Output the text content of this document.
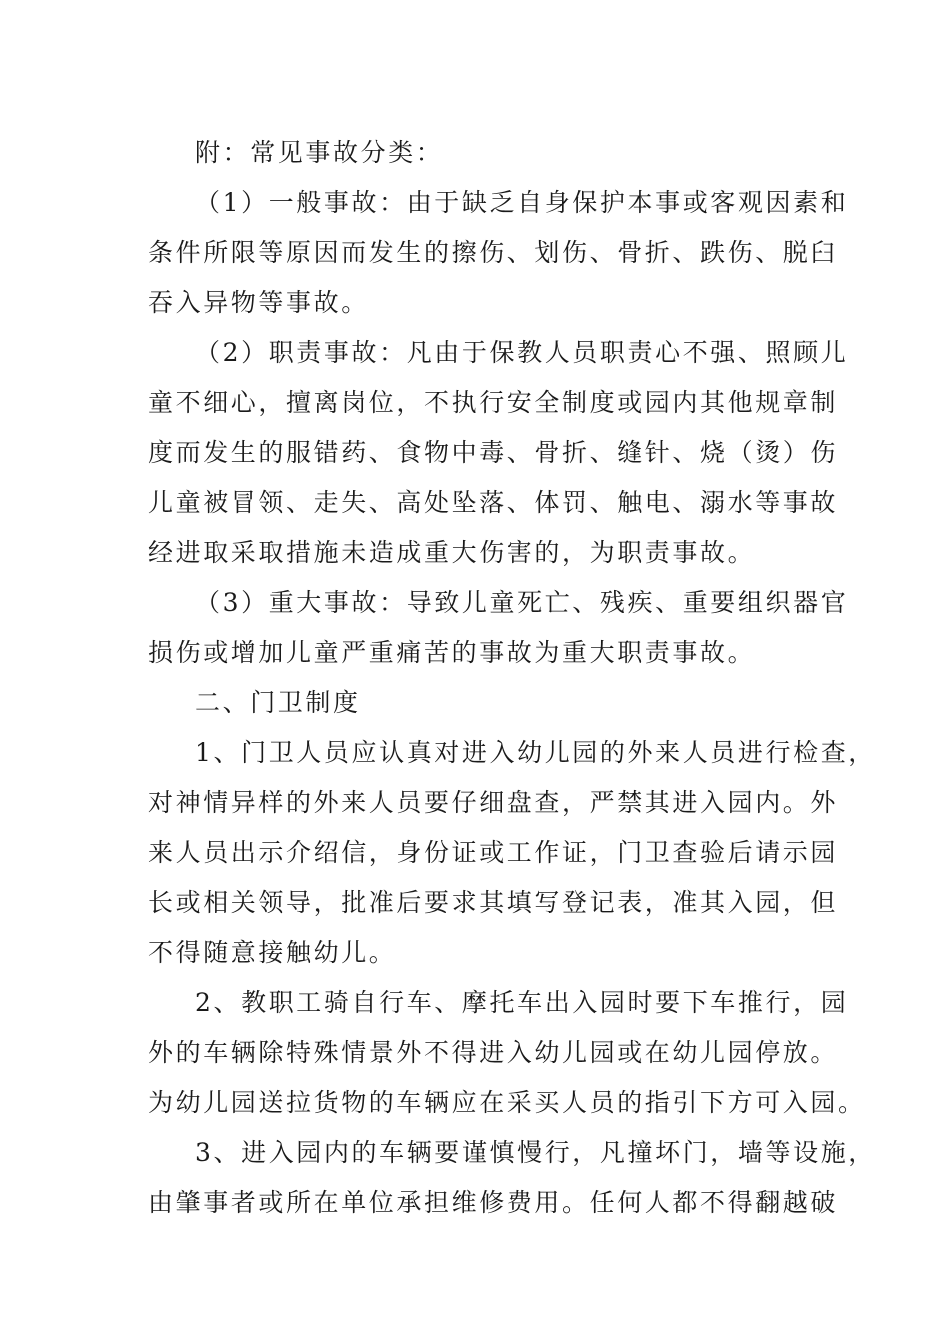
附：常见事故分类：
（1）一般事故：由于缺乏自身保护本事或客观因素和
条件所限等原因而发生的擦伤、划伤、骨折、跌伤、脱臼
吞入异物等事故。
（2）职责事故：凡由于保教人员职责心不强、照顾儿
童不细心，擅离岗位，不执行安全制度或园内其他规章制
度而发生的服错药、食物中毒、骨折、缝针、烧（烫）伤
儿童被冒领、走失、高处坠落、体罚、触电、溺水等事故
经进取采取措施未造成重大伤害的，为职责事故。
（3）重大事故：导致儿童死亡、残疾、重要组织器官
损伤或增加儿童严重痛苦的事故为重大职责事故。
二、门卫制度
1、门卫人员应认真对进入幼儿园的外来人员进行检查，
对神情异样的外来人员要仔细盘查，严禁其进入园内。外
来人员出示介绍信，身份证或工作证，门卫查验后请示园
长或相关领导，批准后要求其填写登记表，准其入园，但
不得随意接触幼儿。
2、教职工骑自行车、摩托车出入园时要下车推行，园
外的车辆除特殊情景外不得进入幼儿园或在幼儿园停放。
为幼儿园送拉货物的车辆应在采买人员的指引下方可入园。
3、进入园内的车辆要谨慎慢行，凡撞坏门，墙等设施，
由肇事者或所在单位承担维修费用。任何人都不得翻越破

#### Request:
Copy the records above exactly, omitting every picture.

#### Exercise output:
Output the text content of this document.
附：常见事故分类：
（1）一般事故：由于缺乏自身保护本事或客观因素和
条件所限等原因而发生的擦伤、划伤、骨折、跌伤、脱臼
吞入异物等事故。
（2）职责事故：凡由于保教人员职责心不强、照顾儿
童不细心，擅离岗位，不执行安全制度或园内其他规章制
度而发生的服错药、食物中毒、骨折、缝针、烧（烫）伤
儿童被冒领、走失、高处坠落、体罚、触电、溺水等事故
经进取采取措施未造成重大伤害的，为职责事故。
（3）重大事故：导致儿童死亡、残疾、重要组织器官
损伤或增加儿童严重痛苦的事故为重大职责事故。
二、门卫制度
1、门卫人员应认真对进入幼儿园的外来人员进行检查，
对神情异样的外来人员要仔细盘查，严禁其进入园内。外
来人员出示介绍信，身份证或工作证，门卫查验后请示园
长或相关领导，批准后要求其填写登记表，准其入园，但
不得随意接触幼儿。
2、教职工骑自行车、摩托车出入园时要下车推行，园
外的车辆除特殊情景外不得进入幼儿园或在幼儿园停放。
为幼儿园送拉货物的车辆应在采买人员的指引下方可入园。
3、进入园内的车辆要谨慎慢行，凡撞坏门，墙等设施，
由肇事者或所在单位承担维修费用。任何人都不得翻越破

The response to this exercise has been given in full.